**Task objective:**
Quote the records that follow in full, leaving the pictures out.

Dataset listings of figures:
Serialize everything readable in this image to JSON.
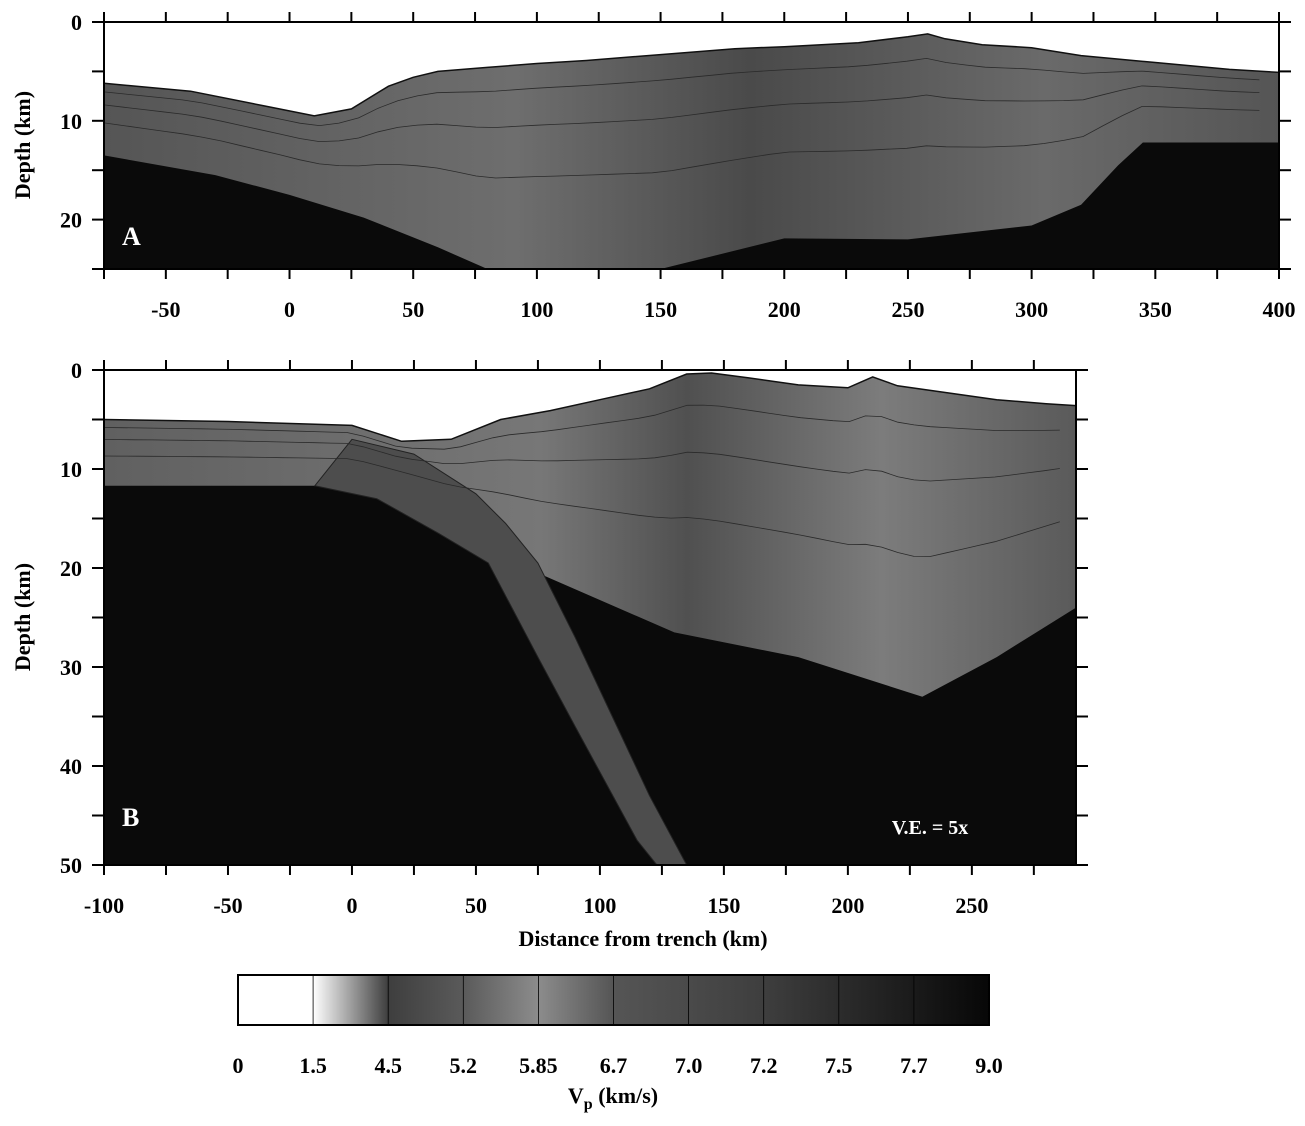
{
  "chart_data": [
    {
      "type": "heatmap",
      "panel": "A",
      "ylabel": "Depth (km)",
      "xlabel": "",
      "xlim": [
        -75,
        400
      ],
      "ylim": [
        0,
        25
      ],
      "xticks": [
        -50,
        0,
        50,
        100,
        150,
        200,
        250,
        300,
        350,
        400
      ],
      "yticks": [
        0,
        10,
        20
      ],
      "surface": {
        "x": [
          -75,
          -40,
          -10,
          10,
          25,
          40,
          50,
          60,
          80,
          100,
          120,
          150,
          180,
          200,
          230,
          250,
          258,
          265,
          280,
          300,
          320,
          350,
          380,
          400
        ],
        "depth": [
          6.2,
          7.0,
          8.5,
          9.5,
          8.8,
          6.5,
          5.6,
          5.0,
          4.6,
          4.2,
          3.9,
          3.3,
          2.7,
          2.5,
          2.1,
          1.5,
          1.2,
          1.7,
          2.3,
          2.6,
          3.4,
          4.1,
          4.8,
          5.1
        ]
      },
      "moho": {
        "x": [
          -75,
          -30,
          0,
          30,
          60,
          80,
          90,
          100,
          120,
          150,
          200,
          250,
          300,
          320,
          335,
          345,
          400
        ],
        "depth": [
          13.5,
          15.5,
          17.5,
          19.8,
          22.8,
          25,
          25,
          25,
          25,
          25,
          21.9,
          22.0,
          20.6,
          18.5,
          14.5,
          12.2,
          12.2
        ]
      }
    },
    {
      "type": "heatmap",
      "panel": "B",
      "ylabel": "Depth (km)",
      "xlabel": "Distance from trench (km)",
      "xlim": [
        -100,
        292
      ],
      "ylim": [
        0,
        50
      ],
      "xticks": [
        -100,
        -50,
        0,
        50,
        100,
        150,
        200,
        250
      ],
      "yticks": [
        0,
        10,
        20,
        30,
        40,
        50
      ],
      "annotation": "V.E. = 5x",
      "surface": {
        "x": [
          -100,
          -50,
          0,
          20,
          40,
          60,
          80,
          100,
          120,
          135,
          145,
          160,
          180,
          200,
          210,
          220,
          240,
          260,
          280,
          292
        ],
        "depth": [
          5.0,
          5.2,
          5.6,
          7.2,
          7.0,
          5.0,
          4.1,
          3.0,
          1.9,
          0.4,
          0.3,
          0.8,
          1.5,
          1.8,
          0.7,
          1.6,
          2.3,
          3.0,
          3.4,
          3.6
        ]
      },
      "moho": {
        "x": [
          -100,
          0,
          20,
          40,
          60,
          75,
          130,
          180,
          230,
          260,
          292
        ],
        "depth": [
          11.7,
          11.7,
          12.8,
          15.5,
          18.5,
          20.5,
          26.5,
          29.0,
          33.0,
          29.0,
          24.0
        ]
      },
      "slab_top": {
        "x": [
          0,
          25,
          50,
          62,
          75,
          90,
          105,
          120,
          135
        ],
        "depth": [
          7.0,
          8.5,
          12.5,
          15.5,
          19.5,
          27.0,
          35.0,
          43.0,
          50.0
        ]
      },
      "slab_bottom": {
        "x": [
          -15,
          10,
          35,
          55,
          75,
          90,
          103,
          115,
          123
        ],
        "depth": [
          11.7,
          13.0,
          16.5,
          19.5,
          29.0,
          36.0,
          42.0,
          47.5,
          50.0
        ]
      }
    }
  ],
  "colorbar": {
    "ticks": [
      "0",
      "1.5",
      "4.5",
      "5.2",
      "5.85",
      "6.7",
      "7.0",
      "7.2",
      "7.5",
      "7.7",
      "9.0"
    ],
    "colors": [
      "#ffffff",
      "#ffffff",
      "#3e3e3e",
      "#5a5a5a",
      "#8c8c8c",
      "#555555",
      "#4a4a4a",
      "#3e3e3e",
      "#2c2c2c",
      "#1a1a1a",
      "#070707"
    ],
    "label_main": "V",
    "label_sub": "p",
    "label_unit": " (km/s)"
  }
}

**Answer for this exercise:**
Serialize everything readable in this image to JSON.
{
  "chart_data": [
    {
      "type": "heatmap",
      "panel": "A",
      "ylabel": "Depth (km)",
      "xlabel": "",
      "xlim": [
        -75,
        400
      ],
      "ylim": [
        0,
        25
      ],
      "xticks": [
        -50,
        0,
        50,
        100,
        150,
        200,
        250,
        300,
        350,
        400
      ],
      "yticks": [
        0,
        10,
        20
      ],
      "surface": {
        "x": [
          -75,
          -40,
          -10,
          10,
          25,
          40,
          50,
          60,
          80,
          100,
          120,
          150,
          180,
          200,
          230,
          250,
          258,
          265,
          280,
          300,
          320,
          350,
          380,
          400
        ],
        "depth": [
          6.2,
          7.0,
          8.5,
          9.5,
          8.8,
          6.5,
          5.6,
          5.0,
          4.6,
          4.2,
          3.9,
          3.3,
          2.7,
          2.5,
          2.1,
          1.5,
          1.2,
          1.7,
          2.3,
          2.6,
          3.4,
          4.1,
          4.8,
          5.1
        ]
      },
      "moho": {
        "x": [
          -75,
          -30,
          0,
          30,
          60,
          80,
          90,
          100,
          120,
          150,
          200,
          250,
          300,
          320,
          335,
          345,
          400
        ],
        "depth": [
          13.5,
          15.5,
          17.5,
          19.8,
          22.8,
          25,
          25,
          25,
          25,
          25,
          21.9,
          22.0,
          20.6,
          18.5,
          14.5,
          12.2,
          12.2
        ]
      }
    },
    {
      "type": "heatmap",
      "panel": "B",
      "ylabel": "Depth (km)",
      "xlabel": "Distance from trench (km)",
      "xlim": [
        -100,
        292
      ],
      "ylim": [
        0,
        50
      ],
      "xticks": [
        -100,
        -50,
        0,
        50,
        100,
        150,
        200,
        250
      ],
      "yticks": [
        0,
        10,
        20,
        30,
        40,
        50
      ],
      "annotation": "V.E. = 5x",
      "surface": {
        "x": [
          -100,
          -50,
          0,
          20,
          40,
          60,
          80,
          100,
          120,
          135,
          145,
          160,
          180,
          200,
          210,
          220,
          240,
          260,
          280,
          292
        ],
        "depth": [
          5.0,
          5.2,
          5.6,
          7.2,
          7.0,
          5.0,
          4.1,
          3.0,
          1.9,
          0.4,
          0.3,
          0.8,
          1.5,
          1.8,
          0.7,
          1.6,
          2.3,
          3.0,
          3.4,
          3.6
        ]
      },
      "moho": {
        "x": [
          -100,
          0,
          20,
          40,
          60,
          75,
          130,
          180,
          230,
          260,
          292
        ],
        "depth": [
          11.7,
          11.7,
          12.8,
          15.5,
          18.5,
          20.5,
          26.5,
          29.0,
          33.0,
          29.0,
          24.0
        ]
      },
      "slab_top": {
        "x": [
          0,
          25,
          50,
          62,
          75,
          90,
          105,
          120,
          135
        ],
        "depth": [
          7.0,
          8.5,
          12.5,
          15.5,
          19.5,
          27.0,
          35.0,
          43.0,
          50.0
        ]
      },
      "slab_bottom": {
        "x": [
          -15,
          10,
          35,
          55,
          75,
          90,
          103,
          115,
          123
        ],
        "depth": [
          11.7,
          13.0,
          16.5,
          19.5,
          29.0,
          36.0,
          42.0,
          47.5,
          50.0
        ]
      }
    }
  ],
  "colorbar": {
    "ticks": [
      "0",
      "1.5",
      "4.5",
      "5.2",
      "5.85",
      "6.7",
      "7.0",
      "7.2",
      "7.5",
      "7.7",
      "9.0"
    ],
    "colors": [
      "#ffffff",
      "#ffffff",
      "#3e3e3e",
      "#5a5a5a",
      "#8c8c8c",
      "#555555",
      "#4a4a4a",
      "#3e3e3e",
      "#2c2c2c",
      "#1a1a1a",
      "#070707"
    ],
    "label_main": "V",
    "label_sub": "p",
    "label_unit": " (km/s)"
  }
}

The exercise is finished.